- AIM OF THE EXERCISE: Pull every line containing the word "Negara" from the records.

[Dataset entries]
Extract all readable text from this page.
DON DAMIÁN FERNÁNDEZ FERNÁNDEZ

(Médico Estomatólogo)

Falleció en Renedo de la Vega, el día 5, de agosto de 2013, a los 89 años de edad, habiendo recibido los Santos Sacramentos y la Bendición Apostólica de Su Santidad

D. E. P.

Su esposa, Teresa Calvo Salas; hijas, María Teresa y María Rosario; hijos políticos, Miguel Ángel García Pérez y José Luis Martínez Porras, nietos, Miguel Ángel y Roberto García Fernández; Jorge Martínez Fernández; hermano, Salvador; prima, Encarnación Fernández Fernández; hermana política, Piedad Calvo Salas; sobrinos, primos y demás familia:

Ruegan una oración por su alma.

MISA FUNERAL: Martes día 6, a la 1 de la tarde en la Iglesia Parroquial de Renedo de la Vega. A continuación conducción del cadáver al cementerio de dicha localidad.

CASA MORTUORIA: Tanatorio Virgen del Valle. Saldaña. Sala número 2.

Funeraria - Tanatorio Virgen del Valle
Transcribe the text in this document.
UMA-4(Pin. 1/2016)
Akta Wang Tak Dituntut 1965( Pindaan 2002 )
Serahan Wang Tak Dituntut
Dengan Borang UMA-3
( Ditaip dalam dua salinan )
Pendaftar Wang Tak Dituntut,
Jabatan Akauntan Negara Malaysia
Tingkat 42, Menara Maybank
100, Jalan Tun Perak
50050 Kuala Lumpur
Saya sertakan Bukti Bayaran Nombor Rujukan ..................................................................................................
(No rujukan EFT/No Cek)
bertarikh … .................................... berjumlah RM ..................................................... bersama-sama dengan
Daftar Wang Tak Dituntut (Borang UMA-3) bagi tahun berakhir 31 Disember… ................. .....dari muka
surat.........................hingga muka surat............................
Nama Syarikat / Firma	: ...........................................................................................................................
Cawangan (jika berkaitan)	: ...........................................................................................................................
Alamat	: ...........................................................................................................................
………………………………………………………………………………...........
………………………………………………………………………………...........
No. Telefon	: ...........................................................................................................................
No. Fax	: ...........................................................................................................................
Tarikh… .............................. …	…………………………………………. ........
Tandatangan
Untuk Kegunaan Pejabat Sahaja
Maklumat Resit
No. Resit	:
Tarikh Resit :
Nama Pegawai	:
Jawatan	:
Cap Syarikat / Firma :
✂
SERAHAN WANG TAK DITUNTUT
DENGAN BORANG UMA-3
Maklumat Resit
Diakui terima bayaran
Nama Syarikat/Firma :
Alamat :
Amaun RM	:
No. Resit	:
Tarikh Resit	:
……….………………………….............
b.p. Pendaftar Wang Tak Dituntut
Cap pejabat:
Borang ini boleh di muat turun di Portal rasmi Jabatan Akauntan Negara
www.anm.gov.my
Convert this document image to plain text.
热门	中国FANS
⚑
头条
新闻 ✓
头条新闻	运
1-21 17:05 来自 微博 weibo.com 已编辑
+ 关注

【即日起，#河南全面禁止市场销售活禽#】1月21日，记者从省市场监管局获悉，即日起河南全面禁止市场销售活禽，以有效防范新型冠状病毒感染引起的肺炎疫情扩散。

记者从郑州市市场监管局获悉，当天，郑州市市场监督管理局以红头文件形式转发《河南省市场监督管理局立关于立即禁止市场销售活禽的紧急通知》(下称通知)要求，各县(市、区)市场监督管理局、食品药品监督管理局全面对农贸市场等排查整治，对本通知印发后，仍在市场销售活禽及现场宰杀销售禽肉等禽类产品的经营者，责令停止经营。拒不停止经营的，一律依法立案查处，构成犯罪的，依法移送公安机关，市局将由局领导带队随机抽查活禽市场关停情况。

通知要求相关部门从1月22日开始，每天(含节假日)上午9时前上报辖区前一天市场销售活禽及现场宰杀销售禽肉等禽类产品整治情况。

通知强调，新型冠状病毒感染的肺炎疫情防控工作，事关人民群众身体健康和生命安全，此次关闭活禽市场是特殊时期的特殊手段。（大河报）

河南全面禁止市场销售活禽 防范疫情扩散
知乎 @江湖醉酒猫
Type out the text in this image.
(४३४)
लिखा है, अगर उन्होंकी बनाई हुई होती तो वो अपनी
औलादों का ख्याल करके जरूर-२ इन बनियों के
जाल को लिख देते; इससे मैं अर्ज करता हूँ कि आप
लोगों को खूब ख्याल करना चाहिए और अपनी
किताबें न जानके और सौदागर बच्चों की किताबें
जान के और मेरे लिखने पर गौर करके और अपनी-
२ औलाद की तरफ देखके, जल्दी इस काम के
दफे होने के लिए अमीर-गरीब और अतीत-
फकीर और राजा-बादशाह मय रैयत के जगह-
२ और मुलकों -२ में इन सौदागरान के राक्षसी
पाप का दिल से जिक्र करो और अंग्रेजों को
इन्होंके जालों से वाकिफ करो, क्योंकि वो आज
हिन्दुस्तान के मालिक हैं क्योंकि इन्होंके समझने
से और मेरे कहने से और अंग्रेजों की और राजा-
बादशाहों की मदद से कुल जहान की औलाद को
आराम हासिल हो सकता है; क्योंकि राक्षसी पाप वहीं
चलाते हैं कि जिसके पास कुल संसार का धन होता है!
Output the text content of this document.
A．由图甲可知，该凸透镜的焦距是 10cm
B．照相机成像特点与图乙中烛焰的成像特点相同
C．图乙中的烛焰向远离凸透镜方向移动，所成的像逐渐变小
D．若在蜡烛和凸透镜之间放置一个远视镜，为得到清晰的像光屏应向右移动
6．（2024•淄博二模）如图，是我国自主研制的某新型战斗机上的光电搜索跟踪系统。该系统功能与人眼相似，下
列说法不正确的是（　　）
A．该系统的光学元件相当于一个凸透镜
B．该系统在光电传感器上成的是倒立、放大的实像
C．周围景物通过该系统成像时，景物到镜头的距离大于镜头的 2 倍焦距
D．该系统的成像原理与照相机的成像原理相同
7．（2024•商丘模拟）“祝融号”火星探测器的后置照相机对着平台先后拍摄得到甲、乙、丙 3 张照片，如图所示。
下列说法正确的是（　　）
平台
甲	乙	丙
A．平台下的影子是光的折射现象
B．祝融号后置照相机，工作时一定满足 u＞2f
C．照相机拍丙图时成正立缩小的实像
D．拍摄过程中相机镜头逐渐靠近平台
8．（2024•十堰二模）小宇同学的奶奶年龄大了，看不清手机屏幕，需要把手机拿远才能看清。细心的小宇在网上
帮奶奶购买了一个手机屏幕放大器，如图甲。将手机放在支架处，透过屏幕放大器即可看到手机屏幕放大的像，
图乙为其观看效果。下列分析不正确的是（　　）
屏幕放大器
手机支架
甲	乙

- TASK RESPONSE:
Jabatan Akauntan Negara Malaysia
Borang ini boleh di muat turun di Portal rasmi Jabatan Akauntan Negara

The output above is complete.